▶ _Goal of the exercise_: Could you copy every line of the data that contains "post"?

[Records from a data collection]
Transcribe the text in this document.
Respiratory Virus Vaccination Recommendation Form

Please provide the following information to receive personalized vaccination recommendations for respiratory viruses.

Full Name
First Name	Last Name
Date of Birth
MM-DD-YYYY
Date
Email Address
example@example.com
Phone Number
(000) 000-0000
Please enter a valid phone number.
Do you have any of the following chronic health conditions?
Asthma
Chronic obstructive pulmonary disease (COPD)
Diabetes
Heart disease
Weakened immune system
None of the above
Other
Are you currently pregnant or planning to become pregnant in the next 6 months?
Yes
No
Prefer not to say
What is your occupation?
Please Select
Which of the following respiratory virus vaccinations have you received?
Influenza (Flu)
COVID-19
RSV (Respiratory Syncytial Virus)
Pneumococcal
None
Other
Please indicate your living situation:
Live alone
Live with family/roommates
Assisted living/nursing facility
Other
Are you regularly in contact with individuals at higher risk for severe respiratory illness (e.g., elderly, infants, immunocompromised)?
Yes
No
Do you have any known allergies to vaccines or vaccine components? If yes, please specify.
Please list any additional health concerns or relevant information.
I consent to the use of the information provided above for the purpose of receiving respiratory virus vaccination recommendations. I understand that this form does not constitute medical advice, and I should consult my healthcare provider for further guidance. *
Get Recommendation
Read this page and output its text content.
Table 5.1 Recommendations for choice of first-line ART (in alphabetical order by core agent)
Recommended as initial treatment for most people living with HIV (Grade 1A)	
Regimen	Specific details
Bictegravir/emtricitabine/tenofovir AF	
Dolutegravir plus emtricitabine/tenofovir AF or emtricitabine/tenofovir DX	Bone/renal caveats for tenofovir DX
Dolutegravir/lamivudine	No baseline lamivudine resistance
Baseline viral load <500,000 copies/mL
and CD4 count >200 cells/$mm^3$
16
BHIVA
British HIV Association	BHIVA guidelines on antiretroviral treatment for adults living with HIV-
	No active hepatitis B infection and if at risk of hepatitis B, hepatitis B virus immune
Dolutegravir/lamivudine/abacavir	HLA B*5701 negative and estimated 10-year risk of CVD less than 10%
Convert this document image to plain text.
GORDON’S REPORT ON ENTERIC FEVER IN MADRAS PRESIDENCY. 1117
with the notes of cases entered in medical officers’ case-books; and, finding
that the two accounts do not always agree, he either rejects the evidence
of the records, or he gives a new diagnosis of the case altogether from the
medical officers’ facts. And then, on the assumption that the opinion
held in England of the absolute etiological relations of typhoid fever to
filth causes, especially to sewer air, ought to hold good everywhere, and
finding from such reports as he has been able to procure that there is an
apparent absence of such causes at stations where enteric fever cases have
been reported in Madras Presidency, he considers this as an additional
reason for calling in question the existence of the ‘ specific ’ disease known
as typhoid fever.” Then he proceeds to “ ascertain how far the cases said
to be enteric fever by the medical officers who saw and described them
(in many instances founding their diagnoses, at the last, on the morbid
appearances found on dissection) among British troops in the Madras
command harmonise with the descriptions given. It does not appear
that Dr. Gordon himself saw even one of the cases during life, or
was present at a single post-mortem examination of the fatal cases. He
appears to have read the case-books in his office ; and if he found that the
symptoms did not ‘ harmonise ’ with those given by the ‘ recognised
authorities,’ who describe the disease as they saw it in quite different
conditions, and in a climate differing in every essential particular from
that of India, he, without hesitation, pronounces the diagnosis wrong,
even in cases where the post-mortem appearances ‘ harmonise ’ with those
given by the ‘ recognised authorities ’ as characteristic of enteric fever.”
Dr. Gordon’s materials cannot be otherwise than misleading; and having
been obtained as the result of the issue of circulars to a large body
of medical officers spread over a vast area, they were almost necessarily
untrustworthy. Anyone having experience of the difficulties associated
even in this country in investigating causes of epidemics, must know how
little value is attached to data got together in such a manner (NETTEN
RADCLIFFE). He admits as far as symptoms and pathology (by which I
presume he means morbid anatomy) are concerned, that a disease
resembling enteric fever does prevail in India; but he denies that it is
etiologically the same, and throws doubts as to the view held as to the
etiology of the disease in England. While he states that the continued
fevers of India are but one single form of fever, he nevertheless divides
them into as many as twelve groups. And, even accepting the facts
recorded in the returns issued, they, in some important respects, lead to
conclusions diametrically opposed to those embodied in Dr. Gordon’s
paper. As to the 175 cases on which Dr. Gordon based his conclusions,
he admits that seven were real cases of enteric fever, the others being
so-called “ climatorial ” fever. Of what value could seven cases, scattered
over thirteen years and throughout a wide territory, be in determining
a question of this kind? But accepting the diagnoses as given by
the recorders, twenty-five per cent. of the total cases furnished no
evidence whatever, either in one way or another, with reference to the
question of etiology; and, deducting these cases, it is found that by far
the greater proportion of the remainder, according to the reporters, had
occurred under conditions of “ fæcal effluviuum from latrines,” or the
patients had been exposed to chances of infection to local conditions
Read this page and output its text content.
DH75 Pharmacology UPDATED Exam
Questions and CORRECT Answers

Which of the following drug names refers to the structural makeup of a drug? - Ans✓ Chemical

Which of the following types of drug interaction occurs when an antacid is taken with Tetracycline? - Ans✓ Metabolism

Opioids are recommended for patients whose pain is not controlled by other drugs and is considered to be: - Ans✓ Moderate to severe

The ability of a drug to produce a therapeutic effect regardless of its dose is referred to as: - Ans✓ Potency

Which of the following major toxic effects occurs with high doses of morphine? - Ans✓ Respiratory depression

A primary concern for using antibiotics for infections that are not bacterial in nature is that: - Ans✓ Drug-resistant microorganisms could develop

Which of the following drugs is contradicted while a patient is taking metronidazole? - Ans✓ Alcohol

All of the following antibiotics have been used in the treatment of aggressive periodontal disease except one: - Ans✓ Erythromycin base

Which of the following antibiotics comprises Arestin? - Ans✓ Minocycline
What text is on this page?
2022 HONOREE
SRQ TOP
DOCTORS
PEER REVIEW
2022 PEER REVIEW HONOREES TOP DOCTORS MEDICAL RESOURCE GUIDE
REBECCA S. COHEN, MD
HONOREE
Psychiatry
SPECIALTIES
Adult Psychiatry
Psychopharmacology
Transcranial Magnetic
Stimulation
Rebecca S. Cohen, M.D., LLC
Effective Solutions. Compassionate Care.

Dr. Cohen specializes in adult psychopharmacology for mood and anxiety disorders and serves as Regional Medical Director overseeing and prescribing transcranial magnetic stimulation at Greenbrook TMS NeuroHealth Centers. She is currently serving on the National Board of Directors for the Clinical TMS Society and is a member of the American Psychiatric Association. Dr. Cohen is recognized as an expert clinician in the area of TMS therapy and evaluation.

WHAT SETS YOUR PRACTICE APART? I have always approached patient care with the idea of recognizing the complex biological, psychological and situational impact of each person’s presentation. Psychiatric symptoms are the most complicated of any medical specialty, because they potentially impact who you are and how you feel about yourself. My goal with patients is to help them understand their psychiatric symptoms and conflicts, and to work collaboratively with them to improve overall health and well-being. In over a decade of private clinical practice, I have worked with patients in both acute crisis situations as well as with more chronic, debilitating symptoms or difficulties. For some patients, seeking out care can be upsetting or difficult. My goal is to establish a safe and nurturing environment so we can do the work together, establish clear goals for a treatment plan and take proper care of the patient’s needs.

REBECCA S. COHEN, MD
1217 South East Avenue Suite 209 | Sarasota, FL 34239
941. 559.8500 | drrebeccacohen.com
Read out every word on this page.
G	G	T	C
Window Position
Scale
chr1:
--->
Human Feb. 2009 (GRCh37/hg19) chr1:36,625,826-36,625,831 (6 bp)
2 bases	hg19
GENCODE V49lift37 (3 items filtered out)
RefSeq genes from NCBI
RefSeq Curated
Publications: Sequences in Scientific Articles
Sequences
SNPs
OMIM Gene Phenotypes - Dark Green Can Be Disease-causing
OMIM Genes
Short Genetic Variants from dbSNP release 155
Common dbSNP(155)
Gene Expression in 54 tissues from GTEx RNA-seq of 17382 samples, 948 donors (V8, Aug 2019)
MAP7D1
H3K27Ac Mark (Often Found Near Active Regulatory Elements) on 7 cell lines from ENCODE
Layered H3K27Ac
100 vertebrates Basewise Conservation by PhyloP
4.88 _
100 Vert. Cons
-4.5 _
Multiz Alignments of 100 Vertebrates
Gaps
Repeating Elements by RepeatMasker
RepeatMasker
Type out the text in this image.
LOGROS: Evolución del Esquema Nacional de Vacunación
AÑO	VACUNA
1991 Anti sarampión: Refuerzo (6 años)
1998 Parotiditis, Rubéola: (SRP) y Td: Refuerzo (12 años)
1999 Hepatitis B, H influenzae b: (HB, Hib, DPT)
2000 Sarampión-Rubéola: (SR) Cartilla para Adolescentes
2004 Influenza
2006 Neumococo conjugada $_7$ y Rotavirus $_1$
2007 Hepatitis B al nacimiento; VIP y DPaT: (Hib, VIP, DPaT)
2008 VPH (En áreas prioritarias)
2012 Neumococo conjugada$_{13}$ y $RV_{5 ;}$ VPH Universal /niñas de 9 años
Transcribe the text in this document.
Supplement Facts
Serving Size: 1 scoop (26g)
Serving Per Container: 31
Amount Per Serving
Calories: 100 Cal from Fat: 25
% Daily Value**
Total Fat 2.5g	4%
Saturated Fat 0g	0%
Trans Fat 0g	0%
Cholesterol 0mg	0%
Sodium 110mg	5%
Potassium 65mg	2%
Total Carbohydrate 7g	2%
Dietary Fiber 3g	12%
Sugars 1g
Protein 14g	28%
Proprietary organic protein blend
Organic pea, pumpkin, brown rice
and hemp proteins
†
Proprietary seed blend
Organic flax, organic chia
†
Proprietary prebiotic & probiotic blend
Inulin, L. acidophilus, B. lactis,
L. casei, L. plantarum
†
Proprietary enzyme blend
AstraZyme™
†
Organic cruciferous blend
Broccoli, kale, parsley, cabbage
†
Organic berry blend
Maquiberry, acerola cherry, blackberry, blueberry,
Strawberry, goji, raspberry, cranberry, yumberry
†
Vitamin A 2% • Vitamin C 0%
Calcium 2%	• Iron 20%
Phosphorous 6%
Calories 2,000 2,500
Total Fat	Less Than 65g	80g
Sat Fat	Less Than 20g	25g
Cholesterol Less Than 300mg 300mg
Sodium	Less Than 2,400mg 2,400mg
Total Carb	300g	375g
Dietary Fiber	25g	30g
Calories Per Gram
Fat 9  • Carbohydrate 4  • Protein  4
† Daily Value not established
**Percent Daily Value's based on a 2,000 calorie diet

▶ _Result_:
was present at a single post-mortem examination of the fatal cases. He
even in cases where the post-mortem appearances ‘ harmonise ’ with those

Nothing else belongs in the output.